=== DIRECTIVES ===
a) According to the passage on Maple Grove Transit, when did the agency begin operations?
b) Please extend the passage on Maple Grove Transit, picking up right after its final sentence.

=== DOCUMENT SECTION ===
◇ ◇ ◇ ◇ ◇ ◇ ◇
Maple Grove Transit is a suburban public transit provider in the Minneapolis – Saint Paul metropolitan area of Minnesota serving the city of Maple Grove. The service currently operates 5 express routes from Maple Grove to Downtown Minneapolis in the morning and return from Minneapolis to Maple Grove in the afternoon. An additional express route runs between the municipality and the University of Minnesota. One feeder route with timed transfers also connects with the Downtown express routes. Local flex service is provided by the agency, as well.

Maple Grove Transit is one of several "opt-out" public transit operations in the Twin Cities region which run their own services rather than rely on the area's primary provider, Metro Transit. MGT began operations in June 1990.

Maple Grove Transit Station

The Maple Grove Transit Station serves as the primary hub for the Maple Grove Transit System. The station opened for service in December 2003 and contains a 926 stall parking structure, bike lockers and racks and an indoor waiting area with restrooms and a drinking fountain. As of June 2022, the station serves Maple Grove Transit routes 781 and 789, as well as intercity bus services operated by Jefferson Lines.
◇ ◇ ◇ ◇ ◇ ◇ ◇
=== DATA EXCERPTS ===
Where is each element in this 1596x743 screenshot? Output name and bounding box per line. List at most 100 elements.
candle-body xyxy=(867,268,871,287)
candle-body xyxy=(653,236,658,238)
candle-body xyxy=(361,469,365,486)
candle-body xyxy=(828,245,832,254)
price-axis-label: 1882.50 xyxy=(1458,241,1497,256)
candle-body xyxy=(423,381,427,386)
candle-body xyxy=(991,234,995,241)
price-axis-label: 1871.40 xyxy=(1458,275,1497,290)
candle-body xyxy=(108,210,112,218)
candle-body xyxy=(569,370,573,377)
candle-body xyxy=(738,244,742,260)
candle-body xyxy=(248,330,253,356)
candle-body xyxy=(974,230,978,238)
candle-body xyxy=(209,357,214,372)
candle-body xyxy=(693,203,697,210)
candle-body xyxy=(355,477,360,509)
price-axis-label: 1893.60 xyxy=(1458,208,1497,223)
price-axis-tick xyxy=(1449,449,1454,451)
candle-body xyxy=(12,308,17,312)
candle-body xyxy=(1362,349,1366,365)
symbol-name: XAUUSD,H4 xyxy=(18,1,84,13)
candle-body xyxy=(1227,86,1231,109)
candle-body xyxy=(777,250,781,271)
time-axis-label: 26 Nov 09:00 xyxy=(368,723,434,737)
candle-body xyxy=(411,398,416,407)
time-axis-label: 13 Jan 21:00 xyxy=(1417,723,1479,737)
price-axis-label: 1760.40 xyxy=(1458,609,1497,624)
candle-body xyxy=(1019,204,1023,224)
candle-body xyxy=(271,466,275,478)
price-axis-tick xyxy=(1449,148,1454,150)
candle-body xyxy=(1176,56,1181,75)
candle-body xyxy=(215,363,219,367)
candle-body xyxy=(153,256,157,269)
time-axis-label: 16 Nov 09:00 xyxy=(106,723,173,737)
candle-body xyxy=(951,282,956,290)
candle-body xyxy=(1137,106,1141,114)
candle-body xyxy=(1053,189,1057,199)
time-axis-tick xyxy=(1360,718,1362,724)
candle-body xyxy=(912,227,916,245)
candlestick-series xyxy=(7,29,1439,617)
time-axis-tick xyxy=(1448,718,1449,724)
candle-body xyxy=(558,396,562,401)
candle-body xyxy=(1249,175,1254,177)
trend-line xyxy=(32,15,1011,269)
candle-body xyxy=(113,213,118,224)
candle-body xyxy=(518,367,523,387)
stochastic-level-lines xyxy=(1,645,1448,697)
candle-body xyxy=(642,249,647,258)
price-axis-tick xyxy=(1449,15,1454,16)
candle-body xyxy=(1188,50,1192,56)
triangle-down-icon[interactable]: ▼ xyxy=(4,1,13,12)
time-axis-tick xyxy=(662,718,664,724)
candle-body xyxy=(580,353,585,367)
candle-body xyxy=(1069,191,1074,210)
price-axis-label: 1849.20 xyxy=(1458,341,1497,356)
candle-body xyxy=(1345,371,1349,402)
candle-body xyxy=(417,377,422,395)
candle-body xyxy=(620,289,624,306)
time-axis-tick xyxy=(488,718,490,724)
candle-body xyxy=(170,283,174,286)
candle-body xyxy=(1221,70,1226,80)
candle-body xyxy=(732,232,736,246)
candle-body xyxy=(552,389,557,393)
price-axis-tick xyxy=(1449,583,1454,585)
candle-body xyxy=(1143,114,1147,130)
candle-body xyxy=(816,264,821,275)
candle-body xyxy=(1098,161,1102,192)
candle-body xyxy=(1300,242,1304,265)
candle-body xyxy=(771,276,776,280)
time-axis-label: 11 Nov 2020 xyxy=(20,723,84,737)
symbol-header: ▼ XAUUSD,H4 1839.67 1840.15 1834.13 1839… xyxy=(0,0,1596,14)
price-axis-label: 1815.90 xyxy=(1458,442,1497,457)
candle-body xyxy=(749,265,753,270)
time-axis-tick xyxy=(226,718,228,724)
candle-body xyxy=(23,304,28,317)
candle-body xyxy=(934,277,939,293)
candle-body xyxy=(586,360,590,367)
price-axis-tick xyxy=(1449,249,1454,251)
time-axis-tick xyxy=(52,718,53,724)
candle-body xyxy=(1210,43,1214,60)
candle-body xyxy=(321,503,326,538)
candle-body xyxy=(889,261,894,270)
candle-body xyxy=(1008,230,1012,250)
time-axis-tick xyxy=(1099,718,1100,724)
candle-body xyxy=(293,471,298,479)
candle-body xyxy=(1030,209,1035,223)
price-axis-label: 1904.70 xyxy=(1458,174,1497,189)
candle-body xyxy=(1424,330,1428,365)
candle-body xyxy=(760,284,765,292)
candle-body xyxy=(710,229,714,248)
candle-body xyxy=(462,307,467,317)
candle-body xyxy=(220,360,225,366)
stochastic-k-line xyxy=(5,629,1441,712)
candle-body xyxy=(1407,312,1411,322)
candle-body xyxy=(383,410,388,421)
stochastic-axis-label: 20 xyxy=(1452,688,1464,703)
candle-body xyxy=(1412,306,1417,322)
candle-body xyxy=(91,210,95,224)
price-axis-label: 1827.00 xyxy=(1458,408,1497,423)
◇ ◇ ◇ ◇ ◇ ◇ ◇
=== RESULTS ===
a) June 1990.

b)
Route list

780 Shepherd of the Grove Church Park & Ride to Downtown Minneapolis
781 Maple Grove Transit Center to Downtown Minneapolis
782 Zachary Lane Park & Ride to Downtown Minneapolis
783 Crosswinds Church Park & Ride to Downtown Minneapolis
785 Parkway Station to Downtown Minneapolis
787 Maple Grove Flex Route
788 Bass Lake Center to Crosswinds Church Park & Ride
789 Maple Grove Transit Center to University of Minnesota

See also
 List of bus transit systems in the United States
 Metro Transit (Minnesota)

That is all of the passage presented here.